## BEGIN Available data
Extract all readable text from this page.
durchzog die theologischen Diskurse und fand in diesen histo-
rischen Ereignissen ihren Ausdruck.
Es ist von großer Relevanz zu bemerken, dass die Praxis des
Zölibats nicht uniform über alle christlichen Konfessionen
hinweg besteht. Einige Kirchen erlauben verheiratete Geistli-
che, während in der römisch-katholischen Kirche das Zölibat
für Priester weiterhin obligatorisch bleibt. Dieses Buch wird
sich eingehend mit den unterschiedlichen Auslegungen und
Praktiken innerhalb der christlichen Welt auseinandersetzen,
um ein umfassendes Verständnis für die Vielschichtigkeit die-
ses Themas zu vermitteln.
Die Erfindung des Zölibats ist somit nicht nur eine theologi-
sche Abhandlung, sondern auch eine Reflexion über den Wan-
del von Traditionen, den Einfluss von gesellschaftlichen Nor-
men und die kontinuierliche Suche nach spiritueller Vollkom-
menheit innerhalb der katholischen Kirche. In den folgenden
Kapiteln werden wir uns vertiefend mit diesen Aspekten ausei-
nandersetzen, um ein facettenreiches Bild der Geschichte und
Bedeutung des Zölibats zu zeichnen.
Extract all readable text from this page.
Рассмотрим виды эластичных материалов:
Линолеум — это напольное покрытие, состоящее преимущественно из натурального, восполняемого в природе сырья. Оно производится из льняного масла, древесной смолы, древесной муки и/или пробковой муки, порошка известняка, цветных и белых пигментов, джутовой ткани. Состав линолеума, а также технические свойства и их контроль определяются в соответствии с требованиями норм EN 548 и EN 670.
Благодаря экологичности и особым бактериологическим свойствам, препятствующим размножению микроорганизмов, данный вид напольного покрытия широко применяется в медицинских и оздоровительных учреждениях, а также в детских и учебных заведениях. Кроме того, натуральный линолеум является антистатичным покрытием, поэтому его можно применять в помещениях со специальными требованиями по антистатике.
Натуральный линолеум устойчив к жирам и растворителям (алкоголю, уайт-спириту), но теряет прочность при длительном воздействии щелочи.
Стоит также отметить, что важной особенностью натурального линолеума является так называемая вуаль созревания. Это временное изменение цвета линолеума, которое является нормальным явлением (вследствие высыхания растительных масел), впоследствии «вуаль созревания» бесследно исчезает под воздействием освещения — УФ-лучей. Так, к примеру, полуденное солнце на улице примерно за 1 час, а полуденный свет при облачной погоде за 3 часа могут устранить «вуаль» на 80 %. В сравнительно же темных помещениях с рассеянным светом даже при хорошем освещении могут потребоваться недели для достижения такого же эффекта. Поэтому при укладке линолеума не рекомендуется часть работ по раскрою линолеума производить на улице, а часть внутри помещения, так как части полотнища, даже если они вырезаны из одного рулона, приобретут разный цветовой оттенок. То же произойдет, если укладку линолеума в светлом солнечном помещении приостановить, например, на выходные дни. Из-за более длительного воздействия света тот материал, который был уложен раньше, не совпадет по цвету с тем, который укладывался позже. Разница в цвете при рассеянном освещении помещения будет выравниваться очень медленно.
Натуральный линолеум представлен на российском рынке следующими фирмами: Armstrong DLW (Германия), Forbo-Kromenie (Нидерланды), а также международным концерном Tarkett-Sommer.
## END Available data
To do: Repeat the material above in full, keeping every word.

Written solution:
Extract all readable text from this page.
durchzog die theologischen Diskurse und fand in diesen histo-
rischen Ereignissen ihren Ausdruck.
Es ist von großer Relevanz zu bemerken, dass die Praxis des
Zölibats nicht uniform über alle christlichen Konfessionen
hinweg besteht. Einige Kirchen erlauben verheiratete Geistli-
che, während in der römisch-katholischen Kirche das Zölibat
für Priester weiterhin obligatorisch bleibt. Dieses Buch wird
sich eingehend mit den unterschiedlichen Auslegungen und
Praktiken innerhalb der christlichen Welt auseinandersetzen,
um ein umfassendes Verständnis für die Vielschichtigkeit die-
ses Themas zu vermitteln.
Die Erfindung des Zölibats ist somit nicht nur eine theologi-
sche Abhandlung, sondern auch eine Reflexion über den Wan-
del von Traditionen, den Einfluss von gesellschaftlichen Nor-
men und die kontinuierliche Suche nach spiritueller Vollkom-
menheit innerhalb der katholischen Kirche. In den folgenden
Kapiteln werden wir uns vertiefend mit diesen Aspekten ausei-
nandersetzen, um ein facettenreiches Bild der Geschichte und
Bedeutung des Zölibats zu zeichnen.
Extract all readable text from this page.
Рассмотрим виды эластичных материалов:
Линолеум — это напольное покрытие, состоящее преимущественно из натурального, восполняемого в природе сырья. Оно производится из льняного масла, древесной смолы, древесной муки и/или пробковой муки, порошка известняка, цветных и белых пигментов, джутовой ткани. Состав линолеума, а также технические свойства и их контроль определяются в соответствии с требованиями норм EN 548 и EN 670.
Благодаря экологичности и особым бактериологическим свойствам, препятствующим размножению микроорганизмов, данный вид напольного покрытия широко применяется в медицинских и оздоровительных учреждениях, а также в детских и учебных заведениях. Кроме того, натуральный линолеум является антистатичным покрытием, поэтому его можно применять в помещениях со специальными требованиями по антистатике.
Натуральный линолеум устойчив к жирам и растворителям (алкоголю, уайт-спириту), но теряет прочность при длительном воздействии щелочи.
Стоит также отметить, что важной особенностью натурального линолеума является так называемая вуаль созревания. Это временное изменение цвета линолеума, которое является нормальным явлением (вследствие высыхания растительных масел), впоследствии «вуаль созревания» бесследно исчезает под воздействием освещения — УФ-лучей. Так, к примеру, полуденное солнце на улице примерно за 1 час, а полуденный свет при облачной погоде за 3 часа могут устранить «вуаль» на 80 %. В сравнительно же темных помещениях с рассеянным светом даже при хорошем освещении могут потребоваться недели для достижения такого же эффекта. Поэтому при укладке линолеума не рекомендуется часть работ по раскрою линолеума производить на улице, а часть внутри помещения, так как части полотнища, даже если они вырезаны из одного рулона, приобретут разный цветовой оттенок. То же произойдет, если укладку линолеума в светлом солнечном помещении приостановить, например, на выходные дни. Из-за более длительного воздействия света тот материал, который был уложен раньше, не совпадет по цвету с тем, который укладывался позже. Разница в цвете при рассеянном освещении помещения будет выравниваться очень медленно.
Натуральный линолеум представлен на российском рынке следующими фирмами: Armstrong DLW (Германия), Forbo-Kromenie (Нидерланды), а также международным концерном Tarkett-Sommer.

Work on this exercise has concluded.